What is the count of lines that hold the word "эксплуатации"? Give only the number.
-- start of Record list --
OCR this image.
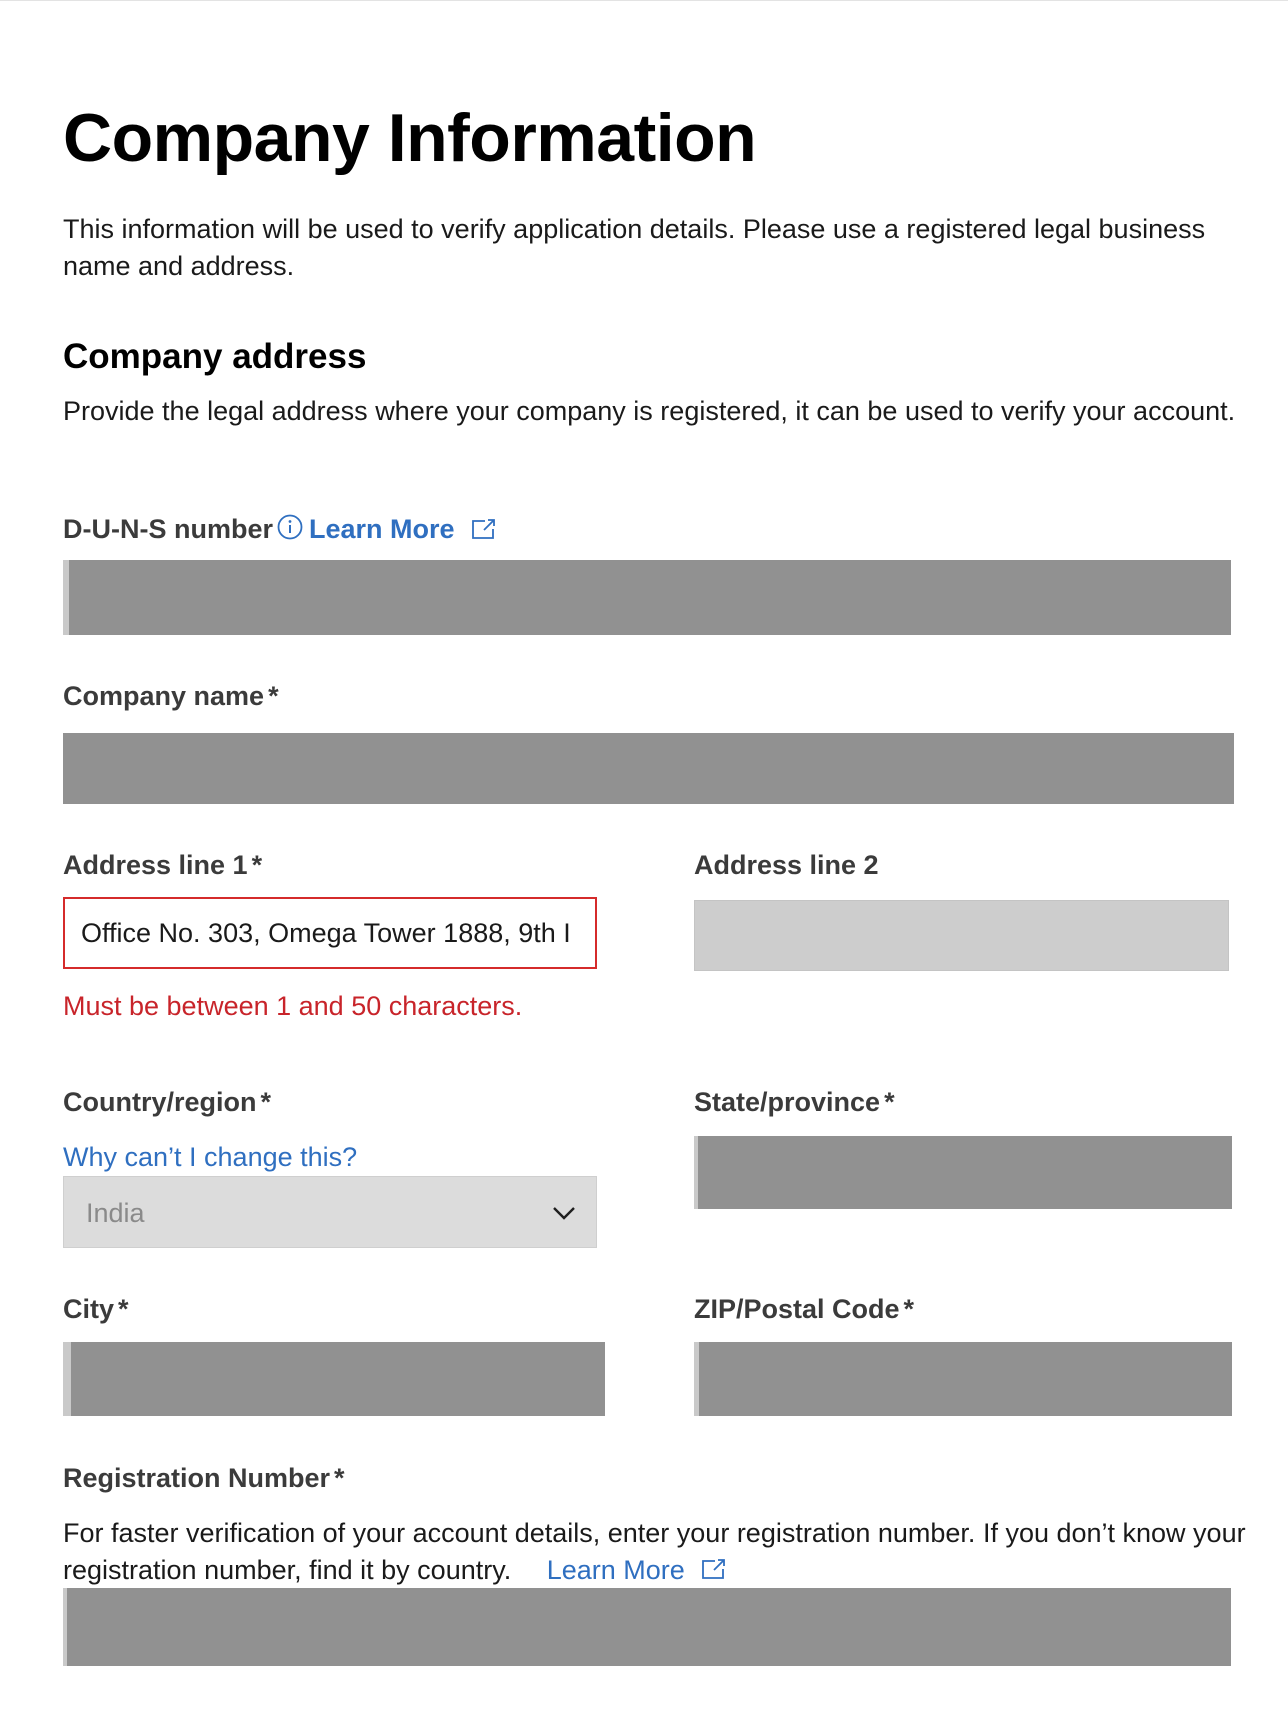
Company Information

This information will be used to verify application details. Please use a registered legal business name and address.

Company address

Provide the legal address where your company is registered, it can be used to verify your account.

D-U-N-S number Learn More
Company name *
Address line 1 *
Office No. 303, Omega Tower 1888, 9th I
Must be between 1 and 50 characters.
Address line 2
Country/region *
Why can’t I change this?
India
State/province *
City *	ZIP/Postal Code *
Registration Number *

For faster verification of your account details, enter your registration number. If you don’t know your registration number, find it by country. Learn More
-- end of Record list --
-- start of Record list --
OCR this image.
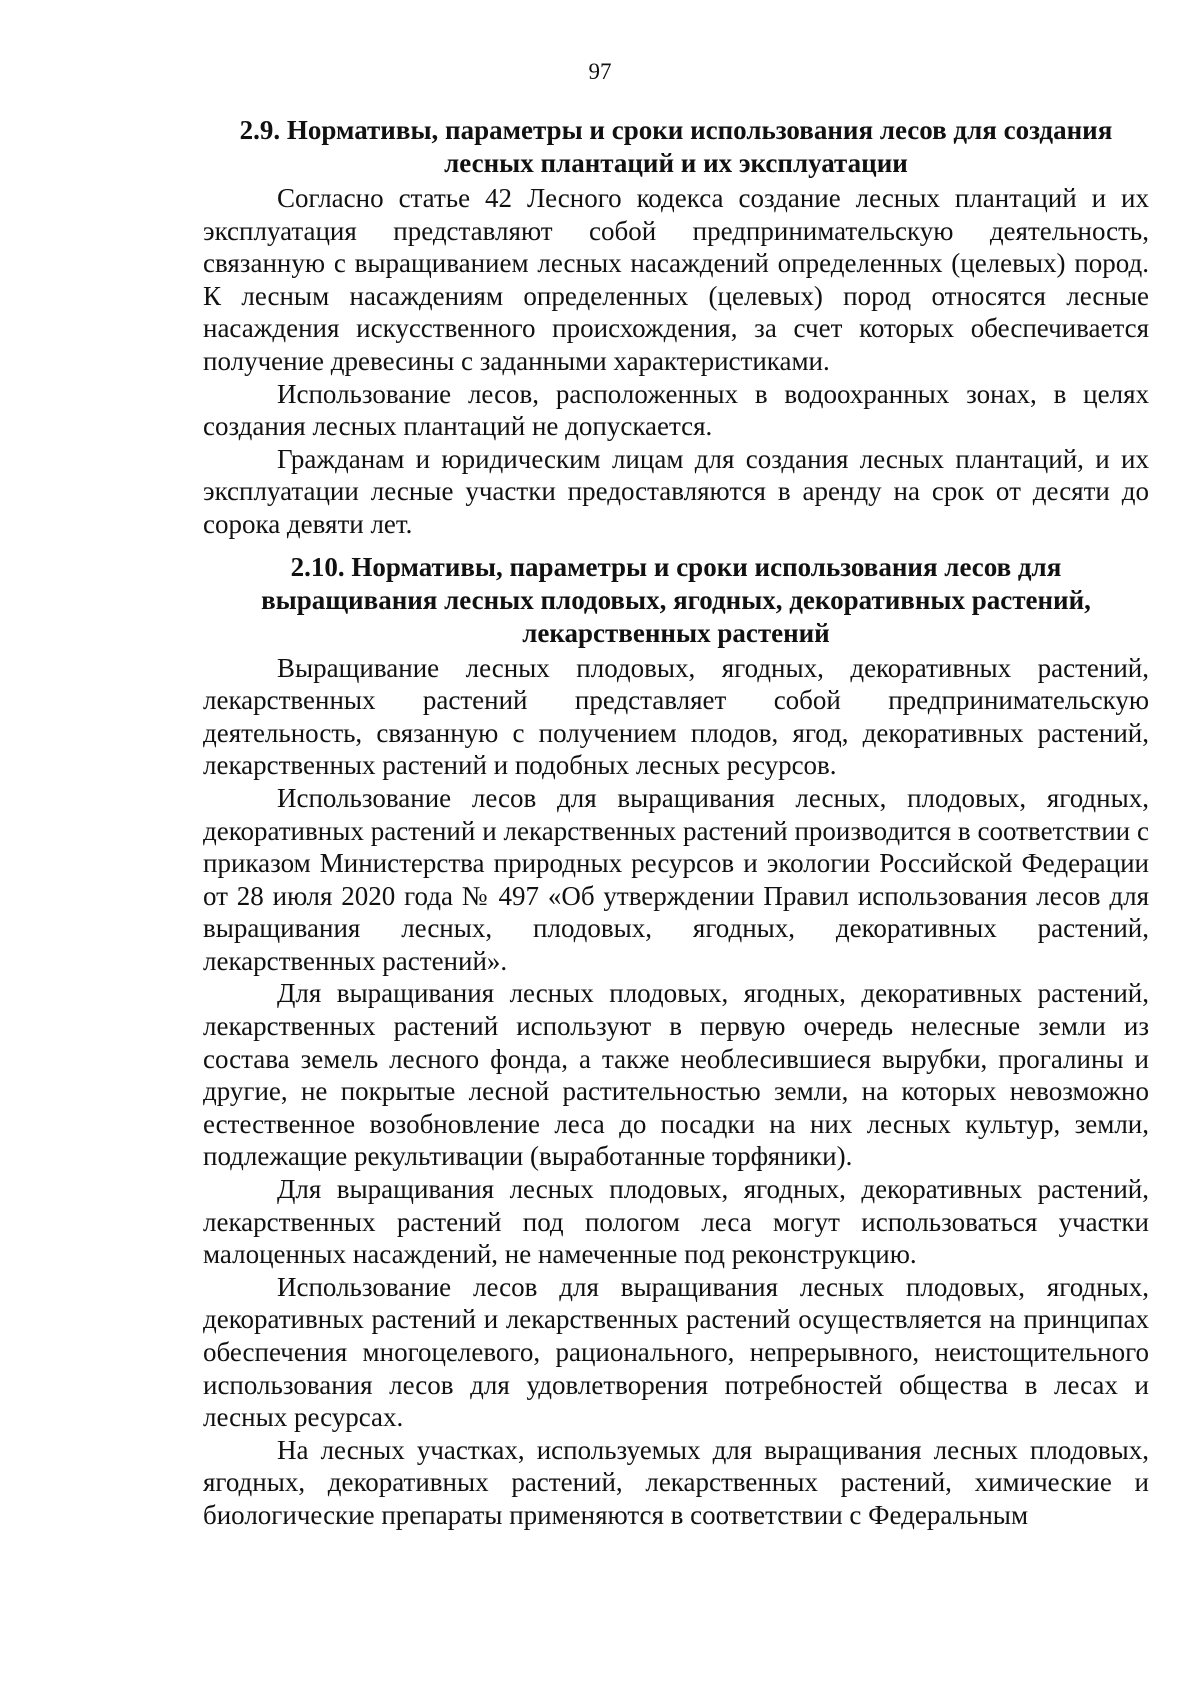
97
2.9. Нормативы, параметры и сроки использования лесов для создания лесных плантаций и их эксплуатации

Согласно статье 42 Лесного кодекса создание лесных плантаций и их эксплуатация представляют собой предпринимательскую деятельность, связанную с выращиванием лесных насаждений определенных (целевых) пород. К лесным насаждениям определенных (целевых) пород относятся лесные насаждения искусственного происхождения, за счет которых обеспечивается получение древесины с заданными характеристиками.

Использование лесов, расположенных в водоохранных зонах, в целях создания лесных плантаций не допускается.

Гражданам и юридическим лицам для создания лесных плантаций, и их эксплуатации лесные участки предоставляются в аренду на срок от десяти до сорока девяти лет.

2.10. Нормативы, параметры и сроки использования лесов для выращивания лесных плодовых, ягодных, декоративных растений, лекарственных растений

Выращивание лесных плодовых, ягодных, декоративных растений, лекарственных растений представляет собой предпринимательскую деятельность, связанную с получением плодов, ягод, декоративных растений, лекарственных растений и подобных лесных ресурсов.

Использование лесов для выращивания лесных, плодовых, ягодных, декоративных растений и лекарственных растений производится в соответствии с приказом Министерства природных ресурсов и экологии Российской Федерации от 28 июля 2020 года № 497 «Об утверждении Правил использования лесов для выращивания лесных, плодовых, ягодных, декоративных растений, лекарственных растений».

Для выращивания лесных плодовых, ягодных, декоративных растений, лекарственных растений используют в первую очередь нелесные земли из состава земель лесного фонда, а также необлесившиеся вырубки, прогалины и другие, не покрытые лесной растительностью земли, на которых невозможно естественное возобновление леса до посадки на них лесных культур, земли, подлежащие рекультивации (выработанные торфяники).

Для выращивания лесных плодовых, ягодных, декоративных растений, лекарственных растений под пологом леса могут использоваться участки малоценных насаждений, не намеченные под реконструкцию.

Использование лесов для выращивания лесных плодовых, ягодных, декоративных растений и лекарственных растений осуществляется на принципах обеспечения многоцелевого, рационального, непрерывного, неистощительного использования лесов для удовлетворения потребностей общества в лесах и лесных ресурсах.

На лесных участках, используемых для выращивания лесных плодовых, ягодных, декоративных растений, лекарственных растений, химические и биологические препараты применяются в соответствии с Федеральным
-- end of Record list --
▶ Reply to the task: 2